- **Available records**
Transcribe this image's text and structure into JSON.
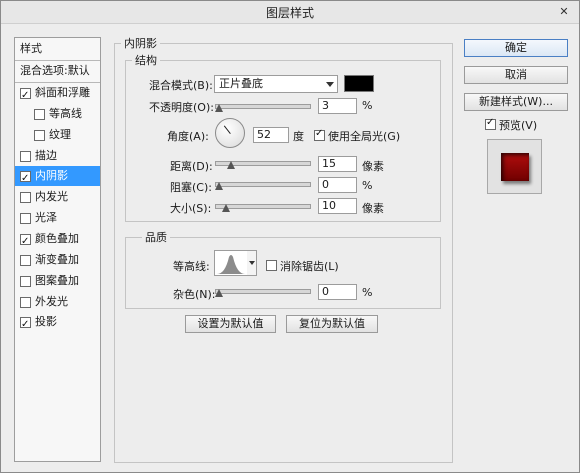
{
  "window": {
    "title": "图层样式",
    "close_icon": "close-icon"
  },
  "sidebar": {
    "items": [
      {
        "label": "样式",
        "checkbox": false,
        "checked": false,
        "selected": false
      },
      {
        "label": "混合选项:默认",
        "checkbox": false,
        "checked": false,
        "selected": false
      },
      {
        "label": "斜面和浮雕",
        "checkbox": true,
        "checked": true,
        "selected": false
      },
      {
        "label": "等高线",
        "checkbox": true,
        "checked": false,
        "selected": false,
        "indent": true
      },
      {
        "label": "纹理",
        "checkbox": true,
        "checked": false,
        "selected": false,
        "indent": true
      },
      {
        "label": "描边",
        "checkbox": true,
        "checked": false,
        "selected": false
      },
      {
        "label": "内阴影",
        "checkbox": true,
        "checked": true,
        "selected": true
      },
      {
        "label": "内发光",
        "checkbox": true,
        "checked": false,
        "selected": false
      },
      {
        "label": "光泽",
        "checkbox": true,
        "checked": false,
        "selected": false
      },
      {
        "label": "颜色叠加",
        "checkbox": true,
        "checked": true,
        "selected": false
      },
      {
        "label": "渐变叠加",
        "checkbox": true,
        "checked": false,
        "selected": false
      },
      {
        "label": "图案叠加",
        "checkbox": true,
        "checked": false,
        "selected": false
      },
      {
        "label": "外发光",
        "checkbox": true,
        "checked": false,
        "selected": false
      },
      {
        "label": "投影",
        "checkbox": true,
        "checked": true,
        "selected": false
      }
    ]
  },
  "panel": {
    "title": "内阴影",
    "structure": {
      "title": "结构",
      "blend_mode_label": "混合模式(B):",
      "blend_mode_value": "正片叠底",
      "blend_color": "#000000",
      "opacity_label": "不透明度(O):",
      "opacity_value": "3",
      "opacity_unit": "%",
      "opacity_fraction": 0.03,
      "angle_label": "角度(A):",
      "angle_value": "52",
      "angle_unit": "度",
      "global_light_label": "使用全局光(G)",
      "global_light_checked": true,
      "distance_label": "距离(D):",
      "distance_value": "15",
      "distance_unit": "像素",
      "choke_label": "阻塞(C):",
      "choke_value": "0",
      "choke_unit": "%",
      "size_label": "大小(S):",
      "size_value": "10",
      "size_unit": "像素"
    },
    "quality": {
      "title": "品质",
      "contour_label": "等高线:",
      "anti_alias_label": "消除锯齿(L)",
      "anti_alias_checked": false,
      "noise_label": "杂色(N):",
      "noise_value": "0",
      "noise_unit": "%"
    },
    "set_default_label": "设置为默认值",
    "reset_default_label": "复位为默认值"
  },
  "actions": {
    "ok_label": "确定",
    "cancel_label": "取消",
    "new_style_label": "新建样式(W)...",
    "preview_label": "预览(V)",
    "preview_checked": true,
    "preview_color": "#8b0000"
  }
}
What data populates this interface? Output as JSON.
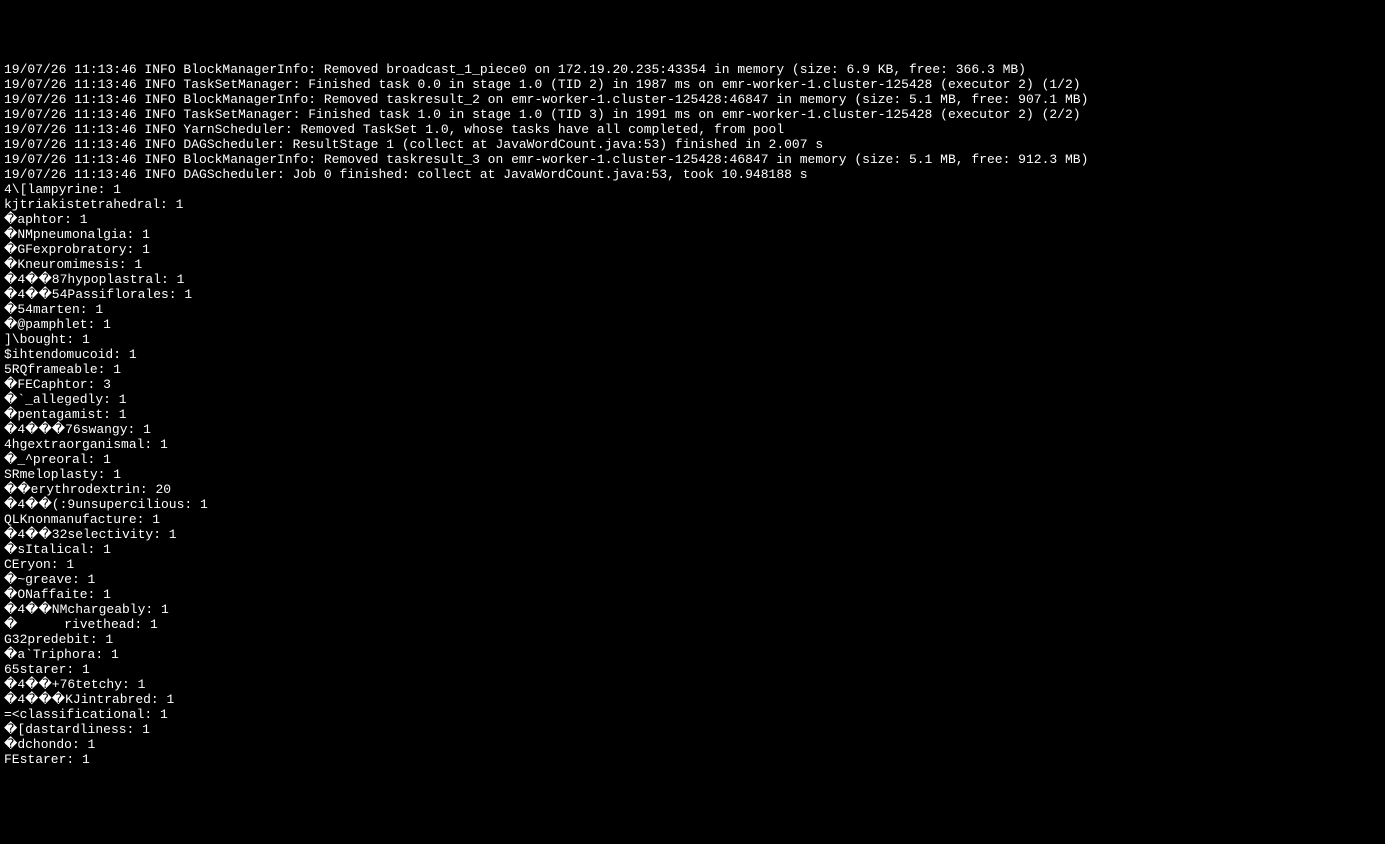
{
  "terminal": {
    "lines": [
      "19/07/26 11:13:46 INFO BlockManagerInfo: Removed broadcast_1_piece0 on 172.19.20.235:43354 in memory (size: 6.9 KB, free: 366.3 MB)",
      "19/07/26 11:13:46 INFO TaskSetManager: Finished task 0.0 in stage 1.0 (TID 2) in 1987 ms on emr-worker-1.cluster-125428 (executor 2) (1/2)",
      "19/07/26 11:13:46 INFO BlockManagerInfo: Removed taskresult_2 on emr-worker-1.cluster-125428:46847 in memory (size: 5.1 MB, free: 907.1 MB)",
      "19/07/26 11:13:46 INFO TaskSetManager: Finished task 1.0 in stage 1.0 (TID 3) in 1991 ms on emr-worker-1.cluster-125428 (executor 2) (2/2)",
      "19/07/26 11:13:46 INFO YarnScheduler: Removed TaskSet 1.0, whose tasks have all completed, from pool",
      "19/07/26 11:13:46 INFO DAGScheduler: ResultStage 1 (collect at JavaWordCount.java:53) finished in 2.007 s",
      "19/07/26 11:13:46 INFO BlockManagerInfo: Removed taskresult_3 on emr-worker-1.cluster-125428:46847 in memory (size: 5.1 MB, free: 912.3 MB)",
      "19/07/26 11:13:46 INFO DAGScheduler: Job 0 finished: collect at JavaWordCount.java:53, took 10.948188 s",
      "4\\[lampyrine: 1",
      "kjtriakistetrahedral: 1",
      "�aphtor: 1",
      "�NMpneumonalgia: 1",
      "�GFexprobratory: 1",
      "�Kneuromimesis: 1",
      "�4��87hypoplastral: 1",
      "�4��54Passiflorales: 1",
      "�54marten: 1",
      "�@pamphlet: 1",
      "]\\bought: 1",
      "$ihtendomucoid: 1",
      "5RQframeable: 1",
      "�FECaphtor: 3",
      "�`_allegedly: 1",
      "�pentagamist: 1",
      "�4���76swangy: 1",
      "4hgextraorganismal: 1",
      "�_^preoral: 1",
      "SRmeloplasty: 1",
      "��erythrodextrin: 20",
      "�4��(:9unsupercilious: 1",
      "QLKnonmanufacture: 1",
      "�4��32selectivity: 1",
      "�sItalical: 1",
      "CEryon: 1",
      "�~greave: 1",
      "�ONaffaite: 1",
      "�4��NMchargeably: 1",
      "�      rivethead: 1",
      "G32predebit: 1",
      "�a`Triphora: 1",
      "65starer: 1",
      "�4��+76tetchy: 1",
      "�4���KJintrabred: 1",
      "=<classificational: 1",
      "�[dastardliness: 1",
      "�dchondo: 1",
      "FEstarer: 1"
    ]
  }
}
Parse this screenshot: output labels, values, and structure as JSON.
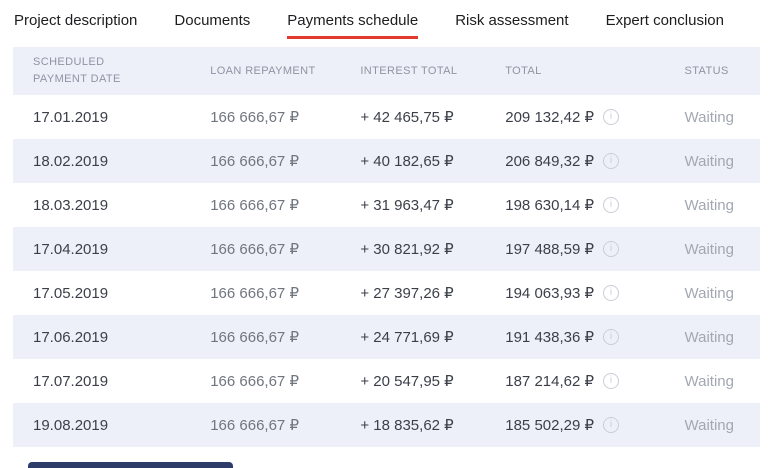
{
  "tabs": [
    {
      "label": "Project description",
      "active": false
    },
    {
      "label": "Documents",
      "active": false
    },
    {
      "label": "Payments schedule",
      "active": true
    },
    {
      "label": "Risk assessment",
      "active": false
    },
    {
      "label": "Expert conclusion",
      "active": false
    }
  ],
  "table": {
    "headers": [
      "Scheduled payment date",
      "Loan repayment",
      "Interest total",
      "Total",
      "Status"
    ],
    "rows": [
      {
        "date": "17.01.2019",
        "loan_repayment": "166 666,67 ₽",
        "interest_total": "+ 42 465,75 ₽",
        "total": "209 132,42 ₽",
        "status": "Waiting"
      },
      {
        "date": "18.02.2019",
        "loan_repayment": "166 666,67 ₽",
        "interest_total": "+ 40 182,65 ₽",
        "total": "206 849,32 ₽",
        "status": "Waiting"
      },
      {
        "date": "18.03.2019",
        "loan_repayment": "166 666,67 ₽",
        "interest_total": "+ 31 963,47 ₽",
        "total": "198 630,14 ₽",
        "status": "Waiting"
      },
      {
        "date": "17.04.2019",
        "loan_repayment": "166 666,67 ₽",
        "interest_total": "+ 30 821,92 ₽",
        "total": "197 488,59 ₽",
        "status": "Waiting"
      },
      {
        "date": "17.05.2019",
        "loan_repayment": "166 666,67 ₽",
        "interest_total": "+ 27 397,26 ₽",
        "total": "194 063,93 ₽",
        "status": "Waiting"
      },
      {
        "date": "17.06.2019",
        "loan_repayment": "166 666,67 ₽",
        "interest_total": "+ 24 771,69 ₽",
        "total": "191 438,36 ₽",
        "status": "Waiting"
      },
      {
        "date": "17.07.2019",
        "loan_repayment": "166 666,67 ₽",
        "interest_total": "+ 20 547,95 ₽",
        "total": "187 214,62 ₽",
        "status": "Waiting"
      },
      {
        "date": "19.08.2019",
        "loan_repayment": "166 666,67 ₽",
        "interest_total": "+ 18 835,62 ₽",
        "total": "185 502,29 ₽",
        "status": "Waiting"
      }
    ]
  },
  "icons": {
    "info_glyph": "i"
  },
  "colors": {
    "accent_red": "#e23a2e",
    "row_alt": "#edf0f8",
    "text_dark": "#3b3f48",
    "text_mid": "#70757f",
    "status_gray": "#a2a7b2",
    "header_text": "#8f94a3",
    "partial_button_navy": "#2e3c6a"
  }
}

- **The problem**
Pull every line holding "TaskSetManager" out of the records.

- **Answer to the exercise**
      "19/07/26 11:13:46 INFO TaskSetManager: Finished task 0.0 in stage 1.0 (TID 2) in 1987 ms on emr-worker-1.cluster-125428 (executor 2) (1/2)",
      "19/07/26 11:13:46 INFO TaskSetManager: Finished task 1.0 in stage 1.0 (TID 3) in 1991 ms on emr-worker-1.cluster-125428 (executor 2) (2/2)",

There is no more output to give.